-- AVAILABLE DATA start --
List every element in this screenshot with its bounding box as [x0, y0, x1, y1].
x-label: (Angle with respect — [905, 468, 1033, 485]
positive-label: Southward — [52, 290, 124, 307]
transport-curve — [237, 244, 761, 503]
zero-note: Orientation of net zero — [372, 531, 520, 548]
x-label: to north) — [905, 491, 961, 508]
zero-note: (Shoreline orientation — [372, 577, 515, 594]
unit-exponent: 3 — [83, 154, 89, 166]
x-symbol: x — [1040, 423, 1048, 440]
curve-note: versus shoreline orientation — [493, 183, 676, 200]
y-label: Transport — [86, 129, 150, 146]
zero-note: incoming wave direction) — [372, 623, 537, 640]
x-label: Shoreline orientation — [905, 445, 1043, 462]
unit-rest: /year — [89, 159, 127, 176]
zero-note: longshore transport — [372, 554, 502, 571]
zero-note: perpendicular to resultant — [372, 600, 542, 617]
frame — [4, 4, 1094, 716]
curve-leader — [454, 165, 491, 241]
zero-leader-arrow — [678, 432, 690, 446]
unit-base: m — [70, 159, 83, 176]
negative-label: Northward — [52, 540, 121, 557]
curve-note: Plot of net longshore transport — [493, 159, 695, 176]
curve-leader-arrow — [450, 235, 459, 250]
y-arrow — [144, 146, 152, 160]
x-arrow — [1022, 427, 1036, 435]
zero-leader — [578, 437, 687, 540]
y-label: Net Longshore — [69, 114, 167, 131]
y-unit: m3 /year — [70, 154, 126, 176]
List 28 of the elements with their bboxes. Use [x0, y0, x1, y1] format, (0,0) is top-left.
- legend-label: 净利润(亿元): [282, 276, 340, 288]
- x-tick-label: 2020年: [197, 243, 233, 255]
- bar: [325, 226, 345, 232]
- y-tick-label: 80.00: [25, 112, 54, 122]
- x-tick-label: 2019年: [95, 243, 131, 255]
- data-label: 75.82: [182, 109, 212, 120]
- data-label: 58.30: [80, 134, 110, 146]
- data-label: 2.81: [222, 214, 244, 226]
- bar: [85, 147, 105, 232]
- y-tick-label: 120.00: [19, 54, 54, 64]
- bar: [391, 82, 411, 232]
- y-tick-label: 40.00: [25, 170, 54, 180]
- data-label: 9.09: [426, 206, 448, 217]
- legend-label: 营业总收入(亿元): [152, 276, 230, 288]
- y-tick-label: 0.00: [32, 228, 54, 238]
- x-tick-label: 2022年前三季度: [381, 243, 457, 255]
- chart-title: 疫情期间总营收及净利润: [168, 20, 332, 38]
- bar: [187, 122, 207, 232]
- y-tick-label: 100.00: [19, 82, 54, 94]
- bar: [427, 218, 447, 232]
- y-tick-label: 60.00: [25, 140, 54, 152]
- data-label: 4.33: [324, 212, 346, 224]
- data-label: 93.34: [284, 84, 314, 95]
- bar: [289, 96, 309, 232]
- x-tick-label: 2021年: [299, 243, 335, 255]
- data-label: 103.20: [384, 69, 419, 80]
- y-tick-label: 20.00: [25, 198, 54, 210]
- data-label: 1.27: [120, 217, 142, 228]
-- AVAILABLE DATA end --
Render the lines above as a Markdown table with one row per line and no rows for blank lines. Use a Row column for the row number and a Text column for the line.

▶ **RESULT OF THE EXERCISE**
| Row | Text |
|---|---|
| 1 | List every element in this screenshot with its bounding box as [x0, y0, x1, y1]. |
| 2 | x-label: (Angle with respect — [905, 468, 1033, 485] |
| 3 | positive-label: Southward — [52, 290, 124, 307] |
| 4 | transport-curve — [237, 244, 761, 503] |
| 5 | zero-note: Orientation of net zero — [372, 531, 520, 548] |
| 6 | x-label: to north) — [905, 491, 961, 508] |
| 7 | zero-note: (Shoreline orientation — [372, 577, 515, 594] |
| 8 | unit-exponent: 3 — [83, 154, 89, 166] |
| 9 | x-symbol: x — [1040, 423, 1048, 440] |
| 10 | curve-note: versus shoreline orientation — [493, 183, 676, 200] |
| 11 | y-label: Transport — [86, 129, 150, 146] |
| 12 | zero-note: incoming wave direction) — [372, 623, 537, 640] |
| 13 | x-label: Shoreline orientation — [905, 445, 1043, 462] |
| 14 | unit-rest: /year — [89, 159, 127, 176] |
| 15 | zero-note: longshore transport — [372, 554, 502, 571] |
| 16 | zero-note: perpendicular to resultant — [372, 600, 542, 617] |
| 17 | frame — [4, 4, 1094, 716] |
| 18 | curve-leader — [454, 165, 491, 241] |
| 19 | zero-leader-arrow — [678, 432, 690, 446] |
| 20 | unit-base: m — [70, 159, 83, 176] |
| 21 | negative-label: Northward — [52, 540, 121, 557] |
| 22 | curve-note: Plot of net longshore transport — [493, 159, 695, 176] |
| 23 | curve-leader-arrow — [450, 235, 459, 250] |
| 24 | y-arrow — [144, 146, 152, 160] |
| 25 | x-arrow — [1022, 427, 1036, 435] |
| 26 | zero-leader — [578, 437, 687, 540] |
| 27 | y-label: Net Longshore — [69, 114, 167, 131] |
| 28 | y-unit: m3 /year — [70, 154, 126, 176] |
| 29 | List 28 of the elements with their bboxes. Use [x0, y0, x1, y1] format, (0,0) is top-left. |
| 30 | - legend-label: 净利润(亿元): [282, 276, 340, 288] |
| 31 | - x-tick-label: 2020年: [197, 243, 233, 255] |
| 32 | - bar: [325, 226, 345, 232] |
| 33 | - y-tick-label: 80.00: [25, 112, 54, 122] |
| 34 | - x-tick-label: 2019年: [95, 243, 131, 255] |
| 35 | - data-label: 75.82: [182, 109, 212, 120] |
| 36 | - data-label: 58.30: [80, 134, 110, 146] |
| 37 | - data-label: 2.81: [222, 214, 244, 226] |
| 38 | - bar: [85, 147, 105, 232] |
| 39 | - y-tick-label: 120.00: [19, 54, 54, 64] |
| 40 | - bar: [391, 82, 411, 232] |
| 41 | - y-tick-label: 40.00: [25, 170, 54, 180] |
| 42 | - data-label: 9.09: [426, 206, 448, 217] |
| 43 | - legend-label: 营业总收入(亿元): [152, 276, 230, 288] |
| 44 | - y-tick-label: 0.00: [32, 228, 54, 238] |
| 45 | - x-tick-label: 2022年前三季度: [381, 243, 457, 255] |
| 46 | - chart-title: 疫情期间总营收及净利润: [168, 20, 332, 38] |
| 47 | - bar: [187, 122, 207, 232] |
| 48 | - y-tick-label: 100.00: [19, 82, 54, 94] |
| 49 | - bar: [427, 218, 447, 232] |
| 50 | - y-tick-label: 60.00: [25, 140, 54, 152] |
| 51 | - data-label: 4.33: [324, 212, 346, 224] |
| 52 | - data-label: 93.34: [284, 84, 314, 95] |
| 53 | - bar: [289, 96, 309, 232] |
| 54 | - x-tick-label: 2021年: [299, 243, 335, 255] |
| 55 | - data-label: 103.20: [384, 69, 419, 80] |
| 56 | - y-tick-label: 20.00: [25, 198, 54, 210] |
| 57 | - data-label: 1.27: [120, 217, 142, 228] |